▸ GIVEN PROBLEM
Leaving out the pictures, transcribe all of the records faithfully.

Start of DATA

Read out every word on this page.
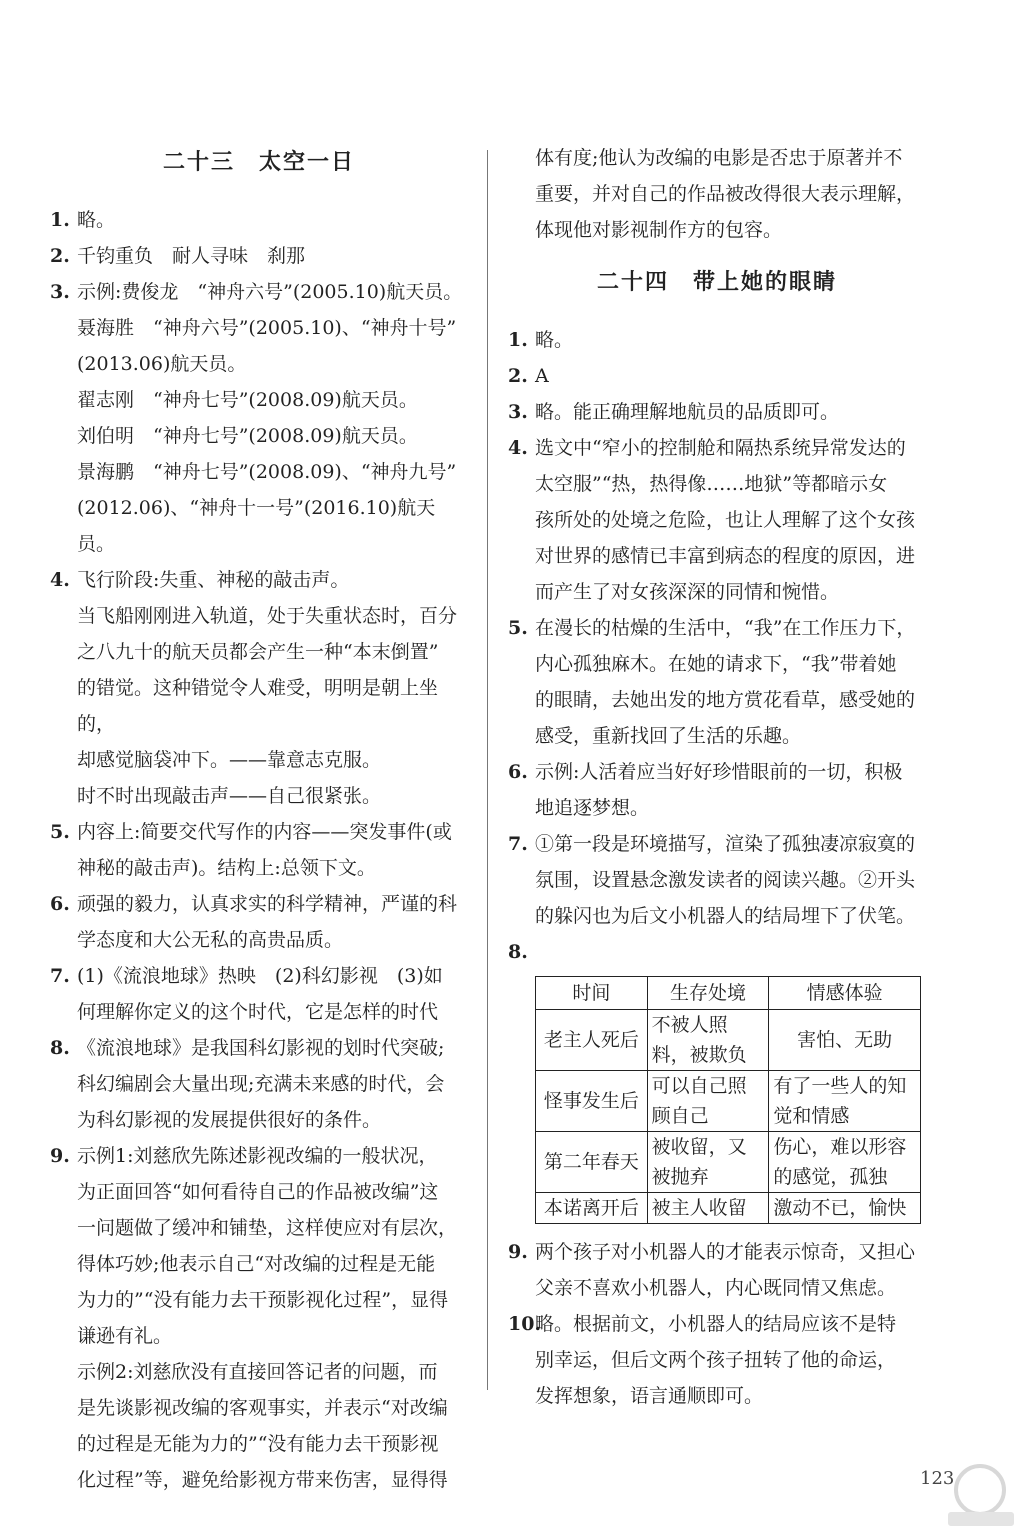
二十三　太空一日
1. 略。

2. 千钧重负　耐人寻味　刹那

3. 示例:费俊龙　“神舟六号”(2005.10)航天员。

聂海胜　“神舟六号”(2005.10)、“神舟十号”

(2013.06)航天员。

翟志刚　“神舟七号”(2008.09)航天员。

刘伯明　“神舟七号”(2008.09)航天员。

景海鹏　“神舟七号”(2008.09)、“神舟九号”

(2012.06)、“神舟十一号”(2016.10)航天员。

4. 飞行阶段:失重、神秘的敲击声。

当飞船刚刚进入轨道，处于失重状态时，百分

之八九十的航天员都会产生一种“本末倒置”

的错觉。这种错觉令人难受，明明是朝上坐的，

却感觉脑袋冲下。——靠意志克服。

时不时出现敲击声——自己很紧张。

5. 内容上:简要交代写作的内容——突发事件(或

神秘的敲击声)。结构上:总领下文。

6. 顽强的毅力，认真求实的科学精神，严谨的科

学态度和大公无私的高贵品质。

7. (1)《流浪地球》热映　(2)科幻影视　(3)如

何理解你定义的这个时代，它是怎样的时代

8. 《流浪地球》是我国科幻影视的划时代突破;

科幻编剧会大量出现;充满未来感的时代，会

为科幻影视的发展提供很好的条件。

9. 示例1:刘慈欣先陈述影视改编的一般状况，

为正面回答“如何看待自己的作品被改编”这

一问题做了缓冲和铺垫，这样使应对有层次，

得体巧妙;他表示自己“对改编的过程是无能

为力的”“没有能力去干预影视化过程”，显得

谦逊有礼。

示例2:刘慈欣没有直接回答记者的问题，而

是先谈影视改编的客观事实，并表示“对改编

的过程是无能为力的”“没有能力去干预影视

化过程”等，避免给影视方带来伤害，显得得

体有度;他认为改编的电影是否忠于原著并不

重要，并对自己的作品被改得很大表示理解，

体现他对影视制作方的包容。

二十四　带上她的眼睛
1. 略。

2. A

3. 略。能正确理解地航员的品质即可。

4. 选文中“窄小的控制舱和隔热系统异常发达的

太空服”“热，热得像……地狱”等都暗示女

孩所处的处境之危险，也让人理解了这个女孩

对世界的感情已丰富到病态的程度的原因，进

而产生了对女孩深深的同情和惋惜。

5. 在漫长的枯燥的生活中，“我”在工作压力下，

内心孤独麻木。在她的请求下，“我”带着她

的眼睛，去她出发的地方赏花看草，感受她的

感受，重新找回了生活的乐趣。

6. 示例:人活着应当好好珍惜眼前的一切，积极

地追逐梦想。

7. ①第一段是环境描写，渲染了孤独凄凉寂寞的

氛围，设置悬念激发读者的阅读兴趣。②开头

的躲闪也为后文小机器人的结局埋下了伏笔。

8.

时间	生存处境	情感体验
老主人死后	不被人照料，被欺负	害怕、无助
怪事发生后	可以自己照顾自己	有了一些人的知觉和情感
第二年春天	被收留，又被抛弃	伤心，难以形容的感觉，孤独
本诺离开后	被主人收留	激动不已，愉快
9. 两个孩子对小机器人的才能表示惊奇，又担心

父亲不喜欢小机器人，内心既同情又焦虑。

10.

略。根据前文，小机器人的结局应该不是特

别幸运，但后文两个孩子扭转了他的命运，

发挥想象，语言通顺即可。

123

End of DATA

▸ RESULT
Read out every word on this page.
二十三　太空一日
1. 略。

2. 千钧重负　耐人寻味　刹那

3. 示例:费俊龙　“神舟六号”(2005.10)航天员。

聂海胜　“神舟六号”(2005.10)、“神舟十号”

(2013.06)航天员。

翟志刚　“神舟七号”(2008.09)航天员。

刘伯明　“神舟七号”(2008.09)航天员。

景海鹏　“神舟七号”(2008.09)、“神舟九号”

(2012.06)、“神舟十一号”(2016.10)航天员。

4. 飞行阶段:失重、神秘的敲击声。

当飞船刚刚进入轨道，处于失重状态时，百分

之八九十的航天员都会产生一种“本末倒置”

的错觉。这种错觉令人难受，明明是朝上坐的，

却感觉脑袋冲下。——靠意志克服。

时不时出现敲击声——自己很紧张。

5. 内容上:简要交代写作的内容——突发事件(或

神秘的敲击声)。结构上:总领下文。

6. 顽强的毅力，认真求实的科学精神，严谨的科

学态度和大公无私的高贵品质。

7. (1)《流浪地球》热映　(2)科幻影视　(3)如

何理解你定义的这个时代，它是怎样的时代

8. 《流浪地球》是我国科幻影视的划时代突破;

科幻编剧会大量出现;充满未来感的时代，会

为科幻影视的发展提供很好的条件。

9. 示例1:刘慈欣先陈述影视改编的一般状况，

为正面回答“如何看待自己的作品被改编”这

一问题做了缓冲和铺垫，这样使应对有层次，

得体巧妙;他表示自己“对改编的过程是无能

为力的”“没有能力去干预影视化过程”，显得

谦逊有礼。

示例2:刘慈欣没有直接回答记者的问题，而

是先谈影视改编的客观事实，并表示“对改编

的过程是无能为力的”“没有能力去干预影视

化过程”等，避免给影视方带来伤害，显得得

体有度;他认为改编的电影是否忠于原著并不

重要，并对自己的作品被改得很大表示理解，

体现他对影视制作方的包容。

二十四　带上她的眼睛
1. 略。

2. A

3. 略。能正确理解地航员的品质即可。

4. 选文中“窄小的控制舱和隔热系统异常发达的

太空服”“热，热得像……地狱”等都暗示女

孩所处的处境之危险，也让人理解了这个女孩

对世界的感情已丰富到病态的程度的原因，进

而产生了对女孩深深的同情和惋惜。

5. 在漫长的枯燥的生活中，“我”在工作压力下，

内心孤独麻木。在她的请求下，“我”带着她

的眼睛，去她出发的地方赏花看草，感受她的

感受，重新找回了生活的乐趣。

6. 示例:人活着应当好好珍惜眼前的一切，积极

地追逐梦想。

7. ①第一段是环境描写，渲染了孤独凄凉寂寞的

氛围，设置悬念激发读者的阅读兴趣。②开头

的躲闪也为后文小机器人的结局埋下了伏笔。

8.

时间	生存处境	情感体验
老主人死后	不被人照料，被欺负	害怕、无助
怪事发生后	可以自己照顾自己	有了一些人的知觉和情感
第二年春天	被收留，又被抛弃	伤心，难以形容的感觉，孤独
本诺离开后	被主人收留	激动不已，愉快
9. 两个孩子对小机器人的才能表示惊奇，又担心

父亲不喜欢小机器人，内心既同情又焦虑。

10.

略。根据前文，小机器人的结局应该不是特

别幸运，但后文两个孩子扭转了他的命运，

发挥想象，语言通顺即可。

123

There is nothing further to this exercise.